▶ _Извлечённый текст_
—————

Шрифт:
Закладка:
Гоген ехал в Париж, чтобы стать «импрессионистом»; издалека новая манера писать пейзажи казалась дерзновенной. Амбициозный Гоген желал понять секрет парижского художественного рынка, тем более что для банкира это словосочетание значит нечто определенное. Стандартное желание провинциала: кажется, что в провинции упускаешь пресловутый «дух времени», а в столице Zeitgeist повсюду, узнаешь самое важное. Чтобы прикоснуться к «современному», Гоген пишет подражательные импрессионистические пейзажи под руководством Писсарро. Заимствует приемы у Сезанна, в частности сезанновский зеленый – плотный, прохладный. Импрессионистическая техника быстро усваивается, тут же надоедает. Импрессионисты любят писать воду; для Гогена – это родная стихия, он бывший матрос, любит подчеркивать это в биографии. В 1875 г. пишет автопортрет в шапочке моряка, затем несколько марин и «морских» натюрмортов с устрицами и рыбой; море означает свободолюбие, приключение, прогресс. Довольно быстро Гоген замечает характерное противоречие – с таким противоречием сталкиваются все искатели «духа времени»: чтобы стать «современным» и «идти в ногу со временем», надо подражать. В данном противоречии – суть моды: быть «современным» означает быть вторичным.
Гоген изучает рынок моды, его письма полны рассуждений о ценах. Рынок Гогена шокировал: все уловки и маневры (он пытался участвовать в аукционах отеля «Друо», организовывал выставки-продажи своих картин, отдавал холсты в Салон Независимых, заключал кратковременные соглашения с Волларом и т. п.) не принесли заработка. Его, человека, понимающего в торговле, это потрясло. Оказалось, от искусства ждут того же, чего ждут от промышленности: инвестируют в картины, чтобы вернуть капитал с процентами; картина должна не только быть ликвидным товаром, но способствовать социальному статусу.

—————

▶ _Задание_
Подхватите текст о Гогене и художественном рынке Парижа и продолжите его сразу после последнего предложения.

▶ _Предоставленные сведения_
—————

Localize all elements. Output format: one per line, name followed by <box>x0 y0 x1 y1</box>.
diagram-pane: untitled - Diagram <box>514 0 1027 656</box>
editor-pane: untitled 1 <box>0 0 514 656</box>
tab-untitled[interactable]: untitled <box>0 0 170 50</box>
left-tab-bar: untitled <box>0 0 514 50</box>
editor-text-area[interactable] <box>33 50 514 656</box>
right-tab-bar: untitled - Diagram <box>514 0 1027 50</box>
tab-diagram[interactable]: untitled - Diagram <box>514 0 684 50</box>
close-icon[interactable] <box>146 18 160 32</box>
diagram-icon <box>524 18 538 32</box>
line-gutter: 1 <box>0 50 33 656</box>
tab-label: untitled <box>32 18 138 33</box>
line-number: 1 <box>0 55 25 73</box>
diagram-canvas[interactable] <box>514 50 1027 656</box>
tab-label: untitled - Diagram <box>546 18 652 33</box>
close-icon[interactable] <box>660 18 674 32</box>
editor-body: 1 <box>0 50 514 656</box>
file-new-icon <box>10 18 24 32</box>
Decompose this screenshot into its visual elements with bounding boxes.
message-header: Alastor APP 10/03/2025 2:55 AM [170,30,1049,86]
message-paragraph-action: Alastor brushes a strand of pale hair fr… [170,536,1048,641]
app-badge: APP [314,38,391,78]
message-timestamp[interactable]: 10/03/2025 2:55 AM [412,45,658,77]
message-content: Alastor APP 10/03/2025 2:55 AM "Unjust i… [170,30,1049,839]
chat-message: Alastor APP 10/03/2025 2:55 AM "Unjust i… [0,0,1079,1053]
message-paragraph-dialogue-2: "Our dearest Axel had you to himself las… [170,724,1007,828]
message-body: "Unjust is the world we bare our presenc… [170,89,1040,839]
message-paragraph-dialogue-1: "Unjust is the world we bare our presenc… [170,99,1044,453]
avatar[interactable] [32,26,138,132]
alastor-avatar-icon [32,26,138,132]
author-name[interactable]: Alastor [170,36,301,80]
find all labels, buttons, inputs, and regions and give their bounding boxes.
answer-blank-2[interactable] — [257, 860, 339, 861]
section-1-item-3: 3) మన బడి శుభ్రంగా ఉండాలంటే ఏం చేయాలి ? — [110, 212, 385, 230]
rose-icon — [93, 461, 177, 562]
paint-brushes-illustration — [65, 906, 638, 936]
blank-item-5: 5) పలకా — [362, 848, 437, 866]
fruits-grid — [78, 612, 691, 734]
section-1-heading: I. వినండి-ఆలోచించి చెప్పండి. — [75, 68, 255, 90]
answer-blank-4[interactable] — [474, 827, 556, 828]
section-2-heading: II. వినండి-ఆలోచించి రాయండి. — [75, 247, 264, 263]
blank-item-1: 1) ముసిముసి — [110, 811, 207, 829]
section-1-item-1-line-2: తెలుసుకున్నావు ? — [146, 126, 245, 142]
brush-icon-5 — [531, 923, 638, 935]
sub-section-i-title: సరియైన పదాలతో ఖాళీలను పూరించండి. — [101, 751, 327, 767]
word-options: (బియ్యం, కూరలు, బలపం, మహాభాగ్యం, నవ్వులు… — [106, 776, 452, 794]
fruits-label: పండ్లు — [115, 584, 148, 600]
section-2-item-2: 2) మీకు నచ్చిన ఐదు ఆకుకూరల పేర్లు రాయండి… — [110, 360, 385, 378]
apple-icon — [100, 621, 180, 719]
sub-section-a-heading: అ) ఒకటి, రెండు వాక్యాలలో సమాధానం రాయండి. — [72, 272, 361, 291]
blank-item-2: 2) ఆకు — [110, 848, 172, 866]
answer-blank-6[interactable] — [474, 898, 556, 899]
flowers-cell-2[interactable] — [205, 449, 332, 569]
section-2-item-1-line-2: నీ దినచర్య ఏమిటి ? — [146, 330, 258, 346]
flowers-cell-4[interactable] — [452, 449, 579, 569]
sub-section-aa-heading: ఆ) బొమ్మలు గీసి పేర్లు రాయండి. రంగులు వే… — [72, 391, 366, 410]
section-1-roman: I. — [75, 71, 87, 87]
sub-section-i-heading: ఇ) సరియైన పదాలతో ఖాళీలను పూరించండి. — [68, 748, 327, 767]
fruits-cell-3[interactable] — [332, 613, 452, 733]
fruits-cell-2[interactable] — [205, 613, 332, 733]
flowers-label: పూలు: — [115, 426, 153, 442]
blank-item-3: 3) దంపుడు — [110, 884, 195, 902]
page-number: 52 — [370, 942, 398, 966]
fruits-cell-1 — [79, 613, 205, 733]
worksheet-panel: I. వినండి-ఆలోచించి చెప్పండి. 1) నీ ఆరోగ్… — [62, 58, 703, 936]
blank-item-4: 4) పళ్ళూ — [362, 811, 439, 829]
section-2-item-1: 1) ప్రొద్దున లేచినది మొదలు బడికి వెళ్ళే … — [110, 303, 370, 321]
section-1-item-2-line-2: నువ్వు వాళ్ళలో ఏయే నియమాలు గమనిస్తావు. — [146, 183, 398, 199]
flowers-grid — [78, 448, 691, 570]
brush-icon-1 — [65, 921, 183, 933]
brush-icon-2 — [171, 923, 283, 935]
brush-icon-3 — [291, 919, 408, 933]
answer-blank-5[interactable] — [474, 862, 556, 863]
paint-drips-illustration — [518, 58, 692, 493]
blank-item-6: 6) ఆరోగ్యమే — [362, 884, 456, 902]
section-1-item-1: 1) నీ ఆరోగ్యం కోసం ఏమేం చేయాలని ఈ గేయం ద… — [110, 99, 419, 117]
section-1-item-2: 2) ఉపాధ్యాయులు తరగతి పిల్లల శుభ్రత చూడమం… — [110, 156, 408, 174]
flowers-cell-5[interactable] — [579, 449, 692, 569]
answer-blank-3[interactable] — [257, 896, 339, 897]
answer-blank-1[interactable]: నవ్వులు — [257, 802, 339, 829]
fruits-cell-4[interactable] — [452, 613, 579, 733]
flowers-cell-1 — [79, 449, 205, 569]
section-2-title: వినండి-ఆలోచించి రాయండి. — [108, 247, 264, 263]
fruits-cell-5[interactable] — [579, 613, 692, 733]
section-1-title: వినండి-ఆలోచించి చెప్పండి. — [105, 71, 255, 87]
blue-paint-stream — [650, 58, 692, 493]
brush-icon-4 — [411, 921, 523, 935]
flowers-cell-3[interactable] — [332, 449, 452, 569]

—————

▶ _Результат задания_
Иные экономисты утверждают, что рынок выявляет наиболее талантливых и нуждается в прогрессивных творцах; на деле же «рынком» руководит расчет, не связанный даже с условным «вкусом» обывателя – последний формируется задним числом. Рынок, как убедился Гоген, зависит не от категории «прекрасное» и не от вкуса «среднего буржуа», но от политического салона, формирующего моду, от финансистов, связанных с политикой, и от модных персонажей, призванных декорировать политический салон.
Ростовщический капитал Франции конца XIX в. сделал всех фигурантов рынка (в том числе и художников) более или менее ростовщиками и коммерсантами. Гоген усвоил правила игры, что не помогает ему выигрывать: он недостаточно циничен, чтобы менять манеру рисования, – зато он продает свои картины с демпингом; сознательно занижает цены, ему надо выжить. В некий момент он готов принять любую форму сотрудничества от любого партнера; социальные взгляды его не обременяют – ему равно чужда и империя, и демократия. Художник в постреволюционной Европе конца XIX в. вдруг обнаружил, что с отечественными банкирами, меценатами-фабрикантами, генералами-вешателями и политиками-колонизаторами у искусства больше общего, чем с условными «гуманистами»; во времена Боттичелли было иначе, но тогда проект «республики» еще был актуален. В постбайроновской Европе стремительно происходит девальвация «борьбы» как эстетической ценности. Гоген не «борец» в баррикадном, социальном смысле этого слова. Еще вчера Домье рисовал шаржи на Тьера – затем все затопил импрессионизм. Выяснилось, что боролись именно за такую революцию – за право рисовать облака не бледно-розовым, но ярко-розовым. Так бывает, что общество устает от правдоискательства и надрывный припев на мотив «мать-отчизна, дойду до могилы, не дождавшись свободы твоей» вызывает у салона интеллектуалов зевоту. Как заметил один российский художник-авангардист так называемой второй волны авангарда, когда общество устало стремиться и бороться: «Я и есть тот Афганистан, в который вошли войска»: для художника границы его личности важнее, нежели вопросы республики, империи и мирового равновесия. Понятия «демократия» и «тирания» используются в салонных спорах тем живее, что реального действия не предусматривают.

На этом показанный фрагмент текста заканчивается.